PROBLEM:
Looking at the material below, work out how many of its lines hold the string "incidence". Give that figure alone.
[Opening GIVEN DATA section]
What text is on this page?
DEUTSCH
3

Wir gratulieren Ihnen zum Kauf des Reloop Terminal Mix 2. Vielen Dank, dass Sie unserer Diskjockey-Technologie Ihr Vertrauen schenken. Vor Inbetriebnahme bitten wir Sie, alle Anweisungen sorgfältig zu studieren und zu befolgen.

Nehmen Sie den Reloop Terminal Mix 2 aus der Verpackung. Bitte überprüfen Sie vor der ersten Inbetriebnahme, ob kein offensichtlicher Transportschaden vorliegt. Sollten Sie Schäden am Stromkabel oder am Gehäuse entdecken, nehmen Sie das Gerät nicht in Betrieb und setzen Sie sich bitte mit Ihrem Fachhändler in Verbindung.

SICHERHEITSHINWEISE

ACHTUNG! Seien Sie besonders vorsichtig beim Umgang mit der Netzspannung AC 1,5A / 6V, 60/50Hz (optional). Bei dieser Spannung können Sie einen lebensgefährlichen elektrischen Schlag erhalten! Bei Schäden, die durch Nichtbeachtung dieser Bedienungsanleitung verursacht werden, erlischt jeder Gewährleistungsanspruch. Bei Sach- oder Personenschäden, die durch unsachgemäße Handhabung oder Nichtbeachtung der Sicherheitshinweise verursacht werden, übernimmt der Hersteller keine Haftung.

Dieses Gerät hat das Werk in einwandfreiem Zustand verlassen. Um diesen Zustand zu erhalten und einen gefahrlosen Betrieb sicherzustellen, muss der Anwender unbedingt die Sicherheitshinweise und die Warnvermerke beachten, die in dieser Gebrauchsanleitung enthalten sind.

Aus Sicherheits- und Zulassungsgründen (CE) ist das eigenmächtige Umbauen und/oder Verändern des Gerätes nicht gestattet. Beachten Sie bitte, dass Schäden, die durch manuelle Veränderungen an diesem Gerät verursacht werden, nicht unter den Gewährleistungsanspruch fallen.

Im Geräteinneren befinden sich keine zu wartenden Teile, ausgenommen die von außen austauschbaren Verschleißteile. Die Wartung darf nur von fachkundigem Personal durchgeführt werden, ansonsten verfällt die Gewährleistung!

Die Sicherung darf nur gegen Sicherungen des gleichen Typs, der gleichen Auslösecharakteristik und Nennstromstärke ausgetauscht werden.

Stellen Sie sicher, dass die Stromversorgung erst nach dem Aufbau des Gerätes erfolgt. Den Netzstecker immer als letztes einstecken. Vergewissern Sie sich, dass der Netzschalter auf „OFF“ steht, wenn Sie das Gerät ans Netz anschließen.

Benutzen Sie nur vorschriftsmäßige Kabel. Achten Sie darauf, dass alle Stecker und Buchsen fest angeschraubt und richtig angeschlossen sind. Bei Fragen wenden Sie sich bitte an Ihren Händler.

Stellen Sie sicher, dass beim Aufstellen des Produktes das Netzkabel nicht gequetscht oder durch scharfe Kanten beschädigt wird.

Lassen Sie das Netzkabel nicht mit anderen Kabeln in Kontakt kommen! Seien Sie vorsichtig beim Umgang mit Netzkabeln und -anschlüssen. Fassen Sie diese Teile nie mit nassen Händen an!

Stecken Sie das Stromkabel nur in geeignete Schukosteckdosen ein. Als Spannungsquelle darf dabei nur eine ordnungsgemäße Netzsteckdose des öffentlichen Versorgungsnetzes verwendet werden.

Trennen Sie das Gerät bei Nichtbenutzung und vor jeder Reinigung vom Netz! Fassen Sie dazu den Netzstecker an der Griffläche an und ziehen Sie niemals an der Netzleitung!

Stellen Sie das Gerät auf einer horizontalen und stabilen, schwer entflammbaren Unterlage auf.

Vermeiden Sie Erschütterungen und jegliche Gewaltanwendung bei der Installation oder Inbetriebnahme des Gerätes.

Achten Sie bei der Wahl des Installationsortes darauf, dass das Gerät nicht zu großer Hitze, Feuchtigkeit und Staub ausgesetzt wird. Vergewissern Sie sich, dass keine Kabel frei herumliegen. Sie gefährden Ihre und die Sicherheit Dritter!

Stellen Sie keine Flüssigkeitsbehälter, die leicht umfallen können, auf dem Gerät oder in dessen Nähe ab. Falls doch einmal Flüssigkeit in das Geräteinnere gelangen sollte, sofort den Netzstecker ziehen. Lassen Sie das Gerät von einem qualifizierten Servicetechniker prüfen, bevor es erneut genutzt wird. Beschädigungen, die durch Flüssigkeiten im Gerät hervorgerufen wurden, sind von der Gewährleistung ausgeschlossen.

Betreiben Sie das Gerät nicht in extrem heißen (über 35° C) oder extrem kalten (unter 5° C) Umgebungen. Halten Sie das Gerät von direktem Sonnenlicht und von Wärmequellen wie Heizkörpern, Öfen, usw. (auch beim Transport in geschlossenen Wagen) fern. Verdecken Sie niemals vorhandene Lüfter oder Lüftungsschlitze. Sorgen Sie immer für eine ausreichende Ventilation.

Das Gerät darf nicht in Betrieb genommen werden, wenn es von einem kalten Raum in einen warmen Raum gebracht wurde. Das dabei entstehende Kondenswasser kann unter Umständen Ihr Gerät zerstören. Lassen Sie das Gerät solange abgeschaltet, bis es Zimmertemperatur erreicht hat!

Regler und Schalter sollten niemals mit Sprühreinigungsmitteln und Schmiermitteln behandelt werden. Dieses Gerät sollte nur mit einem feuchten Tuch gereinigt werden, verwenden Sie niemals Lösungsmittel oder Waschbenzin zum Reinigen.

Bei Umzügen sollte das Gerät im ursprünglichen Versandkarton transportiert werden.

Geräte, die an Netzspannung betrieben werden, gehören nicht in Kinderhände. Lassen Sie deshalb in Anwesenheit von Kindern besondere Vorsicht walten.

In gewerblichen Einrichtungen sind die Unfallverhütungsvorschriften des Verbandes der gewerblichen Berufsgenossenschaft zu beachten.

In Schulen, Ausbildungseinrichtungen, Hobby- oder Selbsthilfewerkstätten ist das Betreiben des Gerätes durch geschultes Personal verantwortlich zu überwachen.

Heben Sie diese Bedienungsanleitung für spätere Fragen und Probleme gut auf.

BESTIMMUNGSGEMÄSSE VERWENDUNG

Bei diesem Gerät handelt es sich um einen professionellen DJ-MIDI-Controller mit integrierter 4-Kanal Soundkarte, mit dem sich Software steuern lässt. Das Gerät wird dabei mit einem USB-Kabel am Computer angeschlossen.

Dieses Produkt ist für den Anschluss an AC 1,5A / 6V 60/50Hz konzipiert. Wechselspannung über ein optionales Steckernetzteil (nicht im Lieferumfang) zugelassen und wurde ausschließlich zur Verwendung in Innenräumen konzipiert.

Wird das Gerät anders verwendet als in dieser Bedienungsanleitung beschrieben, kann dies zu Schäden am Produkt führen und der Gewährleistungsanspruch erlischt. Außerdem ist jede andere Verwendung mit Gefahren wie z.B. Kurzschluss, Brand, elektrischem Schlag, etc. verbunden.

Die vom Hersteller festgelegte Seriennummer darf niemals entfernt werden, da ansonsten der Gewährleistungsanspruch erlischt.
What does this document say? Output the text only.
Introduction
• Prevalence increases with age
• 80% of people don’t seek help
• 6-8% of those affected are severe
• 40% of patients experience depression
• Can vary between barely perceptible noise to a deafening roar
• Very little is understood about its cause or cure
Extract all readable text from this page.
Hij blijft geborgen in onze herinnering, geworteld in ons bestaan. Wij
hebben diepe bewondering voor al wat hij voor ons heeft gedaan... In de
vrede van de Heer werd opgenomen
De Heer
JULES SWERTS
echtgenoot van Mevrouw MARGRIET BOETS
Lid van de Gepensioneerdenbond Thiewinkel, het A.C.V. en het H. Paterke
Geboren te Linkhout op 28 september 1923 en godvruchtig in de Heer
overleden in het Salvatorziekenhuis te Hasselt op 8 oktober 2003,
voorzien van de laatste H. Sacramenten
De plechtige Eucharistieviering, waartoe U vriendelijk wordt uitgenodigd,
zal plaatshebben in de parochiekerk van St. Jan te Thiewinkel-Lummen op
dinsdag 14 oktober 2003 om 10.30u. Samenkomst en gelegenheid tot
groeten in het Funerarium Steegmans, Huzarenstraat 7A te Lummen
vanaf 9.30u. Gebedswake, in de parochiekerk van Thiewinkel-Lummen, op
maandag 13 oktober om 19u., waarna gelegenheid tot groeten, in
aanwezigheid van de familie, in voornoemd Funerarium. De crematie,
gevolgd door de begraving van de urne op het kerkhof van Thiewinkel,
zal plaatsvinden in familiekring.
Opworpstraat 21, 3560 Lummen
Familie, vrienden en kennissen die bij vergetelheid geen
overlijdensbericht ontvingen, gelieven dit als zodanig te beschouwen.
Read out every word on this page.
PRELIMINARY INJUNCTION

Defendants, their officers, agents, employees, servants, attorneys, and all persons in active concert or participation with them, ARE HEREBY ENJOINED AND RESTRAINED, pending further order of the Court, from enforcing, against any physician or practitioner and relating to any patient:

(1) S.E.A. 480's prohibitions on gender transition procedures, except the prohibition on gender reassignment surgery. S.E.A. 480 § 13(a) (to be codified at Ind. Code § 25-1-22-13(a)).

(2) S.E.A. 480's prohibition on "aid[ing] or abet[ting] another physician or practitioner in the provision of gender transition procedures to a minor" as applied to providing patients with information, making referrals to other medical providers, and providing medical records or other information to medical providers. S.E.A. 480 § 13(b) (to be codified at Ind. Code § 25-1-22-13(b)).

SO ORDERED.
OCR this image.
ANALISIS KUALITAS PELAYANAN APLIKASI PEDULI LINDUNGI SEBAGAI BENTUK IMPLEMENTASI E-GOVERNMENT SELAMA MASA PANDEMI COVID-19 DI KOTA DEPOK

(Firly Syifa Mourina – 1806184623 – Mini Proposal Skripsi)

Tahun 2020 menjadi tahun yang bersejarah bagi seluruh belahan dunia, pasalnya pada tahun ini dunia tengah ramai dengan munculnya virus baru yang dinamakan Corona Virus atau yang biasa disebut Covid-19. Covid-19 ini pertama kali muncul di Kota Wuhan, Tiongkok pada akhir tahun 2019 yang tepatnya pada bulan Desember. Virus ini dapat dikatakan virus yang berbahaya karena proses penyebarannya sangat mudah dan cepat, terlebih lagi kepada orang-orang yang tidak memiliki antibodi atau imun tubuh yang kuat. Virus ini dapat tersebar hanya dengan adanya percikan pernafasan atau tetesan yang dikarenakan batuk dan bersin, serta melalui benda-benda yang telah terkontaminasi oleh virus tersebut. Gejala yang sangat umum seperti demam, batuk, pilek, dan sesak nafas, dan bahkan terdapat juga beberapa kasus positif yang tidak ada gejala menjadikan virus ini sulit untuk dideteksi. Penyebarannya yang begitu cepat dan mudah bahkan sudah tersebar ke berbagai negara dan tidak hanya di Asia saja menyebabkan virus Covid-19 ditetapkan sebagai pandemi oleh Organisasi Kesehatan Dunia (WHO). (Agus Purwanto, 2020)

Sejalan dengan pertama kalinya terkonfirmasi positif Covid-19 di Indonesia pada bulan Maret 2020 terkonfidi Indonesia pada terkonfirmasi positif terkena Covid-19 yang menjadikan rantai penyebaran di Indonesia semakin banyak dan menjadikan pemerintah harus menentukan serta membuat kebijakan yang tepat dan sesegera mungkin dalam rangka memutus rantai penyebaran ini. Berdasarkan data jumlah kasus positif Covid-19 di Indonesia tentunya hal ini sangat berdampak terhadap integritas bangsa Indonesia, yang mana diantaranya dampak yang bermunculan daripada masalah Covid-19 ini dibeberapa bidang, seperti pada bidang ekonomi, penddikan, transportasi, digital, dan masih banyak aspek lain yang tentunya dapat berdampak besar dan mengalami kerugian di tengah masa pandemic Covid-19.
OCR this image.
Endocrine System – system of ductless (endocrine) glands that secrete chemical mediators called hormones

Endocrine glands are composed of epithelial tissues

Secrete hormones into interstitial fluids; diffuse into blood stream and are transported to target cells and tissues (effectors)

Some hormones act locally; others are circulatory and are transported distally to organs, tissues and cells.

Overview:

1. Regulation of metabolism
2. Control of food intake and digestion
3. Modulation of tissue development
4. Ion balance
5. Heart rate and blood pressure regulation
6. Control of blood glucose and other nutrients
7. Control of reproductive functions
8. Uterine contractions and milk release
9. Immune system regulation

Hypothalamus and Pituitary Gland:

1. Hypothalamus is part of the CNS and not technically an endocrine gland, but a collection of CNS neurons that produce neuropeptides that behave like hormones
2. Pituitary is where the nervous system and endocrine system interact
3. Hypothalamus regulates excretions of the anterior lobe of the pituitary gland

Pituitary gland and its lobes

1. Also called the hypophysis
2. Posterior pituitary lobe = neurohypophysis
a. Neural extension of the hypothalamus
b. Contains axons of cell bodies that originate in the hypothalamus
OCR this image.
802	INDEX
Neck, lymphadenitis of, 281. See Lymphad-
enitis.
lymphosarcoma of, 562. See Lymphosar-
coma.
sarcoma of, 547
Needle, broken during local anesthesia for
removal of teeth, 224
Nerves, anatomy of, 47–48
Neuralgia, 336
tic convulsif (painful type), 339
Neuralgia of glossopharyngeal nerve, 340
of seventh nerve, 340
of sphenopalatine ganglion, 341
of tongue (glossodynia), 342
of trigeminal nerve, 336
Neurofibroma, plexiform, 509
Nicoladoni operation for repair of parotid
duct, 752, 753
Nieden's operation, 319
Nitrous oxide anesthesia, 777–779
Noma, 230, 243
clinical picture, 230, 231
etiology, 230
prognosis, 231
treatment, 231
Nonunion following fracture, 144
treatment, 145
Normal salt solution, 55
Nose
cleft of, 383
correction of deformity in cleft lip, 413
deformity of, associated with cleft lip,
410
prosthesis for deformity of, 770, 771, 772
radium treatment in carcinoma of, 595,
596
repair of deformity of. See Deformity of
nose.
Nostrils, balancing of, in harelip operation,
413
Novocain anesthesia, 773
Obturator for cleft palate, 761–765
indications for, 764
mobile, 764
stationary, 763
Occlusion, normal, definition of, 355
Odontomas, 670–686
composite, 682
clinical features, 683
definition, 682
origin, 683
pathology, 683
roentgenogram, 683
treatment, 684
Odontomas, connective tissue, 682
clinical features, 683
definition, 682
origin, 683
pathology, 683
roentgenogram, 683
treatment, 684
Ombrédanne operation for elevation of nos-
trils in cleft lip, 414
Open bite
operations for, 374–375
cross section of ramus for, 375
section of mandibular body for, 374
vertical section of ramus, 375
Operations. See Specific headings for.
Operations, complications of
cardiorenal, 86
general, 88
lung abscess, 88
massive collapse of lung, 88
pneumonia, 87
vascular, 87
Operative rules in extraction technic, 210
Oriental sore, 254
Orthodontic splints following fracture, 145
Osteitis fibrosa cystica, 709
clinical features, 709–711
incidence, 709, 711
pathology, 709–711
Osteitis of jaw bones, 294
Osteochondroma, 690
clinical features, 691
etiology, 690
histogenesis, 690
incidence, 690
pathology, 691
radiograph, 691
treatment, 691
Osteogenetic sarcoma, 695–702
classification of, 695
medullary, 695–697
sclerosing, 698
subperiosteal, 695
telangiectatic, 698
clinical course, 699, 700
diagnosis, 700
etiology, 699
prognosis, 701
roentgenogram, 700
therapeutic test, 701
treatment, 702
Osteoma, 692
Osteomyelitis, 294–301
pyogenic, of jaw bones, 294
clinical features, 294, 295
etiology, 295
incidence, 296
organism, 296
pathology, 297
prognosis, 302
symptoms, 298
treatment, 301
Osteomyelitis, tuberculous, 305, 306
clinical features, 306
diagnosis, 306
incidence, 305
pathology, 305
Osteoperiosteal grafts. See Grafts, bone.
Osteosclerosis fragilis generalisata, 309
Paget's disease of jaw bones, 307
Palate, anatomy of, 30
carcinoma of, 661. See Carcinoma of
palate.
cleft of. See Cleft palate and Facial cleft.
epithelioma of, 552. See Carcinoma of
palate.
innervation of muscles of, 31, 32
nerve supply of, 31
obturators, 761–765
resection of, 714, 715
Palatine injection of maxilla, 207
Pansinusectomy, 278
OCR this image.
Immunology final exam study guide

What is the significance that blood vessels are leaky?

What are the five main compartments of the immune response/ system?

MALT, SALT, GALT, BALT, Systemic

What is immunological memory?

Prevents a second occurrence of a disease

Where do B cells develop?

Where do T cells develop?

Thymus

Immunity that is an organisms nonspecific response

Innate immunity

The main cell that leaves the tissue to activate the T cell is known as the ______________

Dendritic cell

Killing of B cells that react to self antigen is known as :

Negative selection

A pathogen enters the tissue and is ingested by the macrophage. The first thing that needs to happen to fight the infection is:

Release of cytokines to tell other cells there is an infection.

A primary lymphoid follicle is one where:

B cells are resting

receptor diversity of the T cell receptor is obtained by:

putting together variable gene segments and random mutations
[Closing GIVEN DATA section]
TASK SOLUTION:
4